**Records for processing**
-- START --
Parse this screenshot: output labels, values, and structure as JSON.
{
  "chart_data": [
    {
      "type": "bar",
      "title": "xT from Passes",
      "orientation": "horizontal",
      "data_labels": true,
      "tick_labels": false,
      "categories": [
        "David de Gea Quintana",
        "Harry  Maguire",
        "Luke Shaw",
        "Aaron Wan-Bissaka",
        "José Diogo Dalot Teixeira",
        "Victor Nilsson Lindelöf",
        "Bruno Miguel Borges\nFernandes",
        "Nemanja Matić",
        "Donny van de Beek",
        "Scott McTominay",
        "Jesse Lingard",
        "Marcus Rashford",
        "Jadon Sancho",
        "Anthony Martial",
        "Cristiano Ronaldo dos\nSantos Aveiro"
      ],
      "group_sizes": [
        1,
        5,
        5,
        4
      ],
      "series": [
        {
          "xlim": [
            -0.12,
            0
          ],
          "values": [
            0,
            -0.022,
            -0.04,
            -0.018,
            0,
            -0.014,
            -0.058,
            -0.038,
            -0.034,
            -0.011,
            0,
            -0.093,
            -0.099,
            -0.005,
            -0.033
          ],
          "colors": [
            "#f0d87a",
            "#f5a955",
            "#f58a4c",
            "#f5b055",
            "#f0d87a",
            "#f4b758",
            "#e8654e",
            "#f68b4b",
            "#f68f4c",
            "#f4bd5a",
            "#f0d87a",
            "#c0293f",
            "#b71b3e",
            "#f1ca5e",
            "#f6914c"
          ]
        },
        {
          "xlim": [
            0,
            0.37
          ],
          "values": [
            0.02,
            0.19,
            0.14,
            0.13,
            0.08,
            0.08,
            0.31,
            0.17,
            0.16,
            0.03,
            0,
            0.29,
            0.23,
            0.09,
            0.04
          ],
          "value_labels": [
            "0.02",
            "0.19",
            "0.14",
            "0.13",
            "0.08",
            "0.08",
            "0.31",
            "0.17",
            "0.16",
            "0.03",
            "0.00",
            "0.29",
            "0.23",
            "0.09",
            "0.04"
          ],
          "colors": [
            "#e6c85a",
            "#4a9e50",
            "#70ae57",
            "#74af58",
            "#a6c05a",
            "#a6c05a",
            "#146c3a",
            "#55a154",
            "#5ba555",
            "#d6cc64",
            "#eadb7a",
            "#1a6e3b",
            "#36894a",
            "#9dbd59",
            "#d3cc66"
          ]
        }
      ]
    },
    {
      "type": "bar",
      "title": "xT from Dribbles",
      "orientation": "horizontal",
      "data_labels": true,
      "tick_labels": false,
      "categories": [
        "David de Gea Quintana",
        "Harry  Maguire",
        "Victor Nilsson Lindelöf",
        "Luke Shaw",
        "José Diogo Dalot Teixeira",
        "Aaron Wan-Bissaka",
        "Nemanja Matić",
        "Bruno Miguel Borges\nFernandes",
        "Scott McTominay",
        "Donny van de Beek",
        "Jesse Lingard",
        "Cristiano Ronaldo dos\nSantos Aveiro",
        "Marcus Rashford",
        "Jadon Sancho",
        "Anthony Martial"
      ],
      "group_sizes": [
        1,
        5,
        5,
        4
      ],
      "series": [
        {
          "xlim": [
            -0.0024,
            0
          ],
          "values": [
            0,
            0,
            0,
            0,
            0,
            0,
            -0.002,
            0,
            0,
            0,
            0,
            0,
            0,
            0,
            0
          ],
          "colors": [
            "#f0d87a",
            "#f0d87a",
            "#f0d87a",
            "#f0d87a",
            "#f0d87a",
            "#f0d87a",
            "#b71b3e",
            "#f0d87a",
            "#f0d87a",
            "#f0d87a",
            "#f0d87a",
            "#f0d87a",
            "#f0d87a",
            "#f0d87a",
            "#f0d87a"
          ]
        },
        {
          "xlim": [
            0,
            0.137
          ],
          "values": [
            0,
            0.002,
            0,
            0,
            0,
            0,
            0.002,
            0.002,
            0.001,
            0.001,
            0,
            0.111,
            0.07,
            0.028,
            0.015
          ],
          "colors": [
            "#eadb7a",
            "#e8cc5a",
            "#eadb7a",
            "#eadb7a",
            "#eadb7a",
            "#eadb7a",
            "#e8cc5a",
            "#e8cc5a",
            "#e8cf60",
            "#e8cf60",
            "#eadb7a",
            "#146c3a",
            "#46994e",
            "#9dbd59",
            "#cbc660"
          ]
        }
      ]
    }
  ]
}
-- END --
**Written instruction**
Recopy the entries above exactly, with every line included.

**Result of this task**
Parse this screenshot: output labels, values, and structure as JSON.
{
  "chart_data": [
    {
      "type": "bar",
      "title": "xT from Passes",
      "orientation": "horizontal",
      "data_labels": true,
      "tick_labels": false,
      "categories": [
        "David de Gea Quintana",
        "Harry  Maguire",
        "Luke Shaw",
        "Aaron Wan-Bissaka",
        "José Diogo Dalot Teixeira",
        "Victor Nilsson Lindelöf",
        "Bruno Miguel Borges\nFernandes",
        "Nemanja Matić",
        "Donny van de Beek",
        "Scott McTominay",
        "Jesse Lingard",
        "Marcus Rashford",
        "Jadon Sancho",
        "Anthony Martial",
        "Cristiano Ronaldo dos\nSantos Aveiro"
      ],
      "group_sizes": [
        1,
        5,
        5,
        4
      ],
      "series": [
        {
          "xlim": [
            -0.12,
            0
          ],
          "values": [
            0,
            -0.022,
            -0.04,
            -0.018,
            0,
            -0.014,
            -0.058,
            -0.038,
            -0.034,
            -0.011,
            0,
            -0.093,
            -0.099,
            -0.005,
            -0.033
          ],
          "colors": [
            "#f0d87a",
            "#f5a955",
            "#f58a4c",
            "#f5b055",
            "#f0d87a",
            "#f4b758",
            "#e8654e",
            "#f68b4b",
            "#f68f4c",
            "#f4bd5a",
            "#f0d87a",
            "#c0293f",
            "#b71b3e",
            "#f1ca5e",
            "#f6914c"
          ]
        },
        {
          "xlim": [
            0,
            0.37
          ],
          "values": [
            0.02,
            0.19,
            0.14,
            0.13,
            0.08,
            0.08,
            0.31,
            0.17,
            0.16,
            0.03,
            0,
            0.29,
            0.23,
            0.09,
            0.04
          ],
          "value_labels": [
            "0.02",
            "0.19",
            "0.14",
            "0.13",
            "0.08",
            "0.08",
            "0.31",
            "0.17",
            "0.16",
            "0.03",
            "0.00",
            "0.29",
            "0.23",
            "0.09",
            "0.04"
          ],
          "colors": [
            "#e6c85a",
            "#4a9e50",
            "#70ae57",
            "#74af58",
            "#a6c05a",
            "#a6c05a",
            "#146c3a",
            "#55a154",
            "#5ba555",
            "#d6cc64",
            "#eadb7a",
            "#1a6e3b",
            "#36894a",
            "#9dbd59",
            "#d3cc66"
          ]
        }
      ]
    },
    {
      "type": "bar",
      "title": "xT from Dribbles",
      "orientation": "horizontal",
      "data_labels": true,
      "tick_labels": false,
      "categories": [
        "David de Gea Quintana",
        "Harry  Maguire",
        "Victor Nilsson Lindelöf",
        "Luke Shaw",
        "José Diogo Dalot Teixeira",
        "Aaron Wan-Bissaka",
        "Nemanja Matić",
        "Bruno Miguel Borges\nFernandes",
        "Scott McTominay",
        "Donny van de Beek",
        "Jesse Lingard",
        "Cristiano Ronaldo dos\nSantos Aveiro",
        "Marcus Rashford",
        "Jadon Sancho",
        "Anthony Martial"
      ],
      "group_sizes": [
        1,
        5,
        5,
        4
      ],
      "series": [
        {
          "xlim": [
            -0.0024,
            0
          ],
          "values": [
            0,
            0,
            0,
            0,
            0,
            0,
            -0.002,
            0,
            0,
            0,
            0,
            0,
            0,
            0,
            0
          ],
          "colors": [
            "#f0d87a",
            "#f0d87a",
            "#f0d87a",
            "#f0d87a",
            "#f0d87a",
            "#f0d87a",
            "#b71b3e",
            "#f0d87a",
            "#f0d87a",
            "#f0d87a",
            "#f0d87a",
            "#f0d87a",
            "#f0d87a",
            "#f0d87a",
            "#f0d87a"
          ]
        },
        {
          "xlim": [
            0,
            0.137
          ],
          "values": [
            0,
            0.002,
            0,
            0,
            0,
            0,
            0.002,
            0.002,
            0.001,
            0.001,
            0,
            0.111,
            0.07,
            0.028,
            0.015
          ],
          "colors": [
            "#eadb7a",
            "#e8cc5a",
            "#eadb7a",
            "#eadb7a",
            "#eadb7a",
            "#eadb7a",
            "#e8cc5a",
            "#e8cc5a",
            "#e8cf60",
            "#e8cf60",
            "#eadb7a",
            "#146c3a",
            "#46994e",
            "#9dbd59",
            "#cbc660"
          ]
        }
      ]
    }
  ]
}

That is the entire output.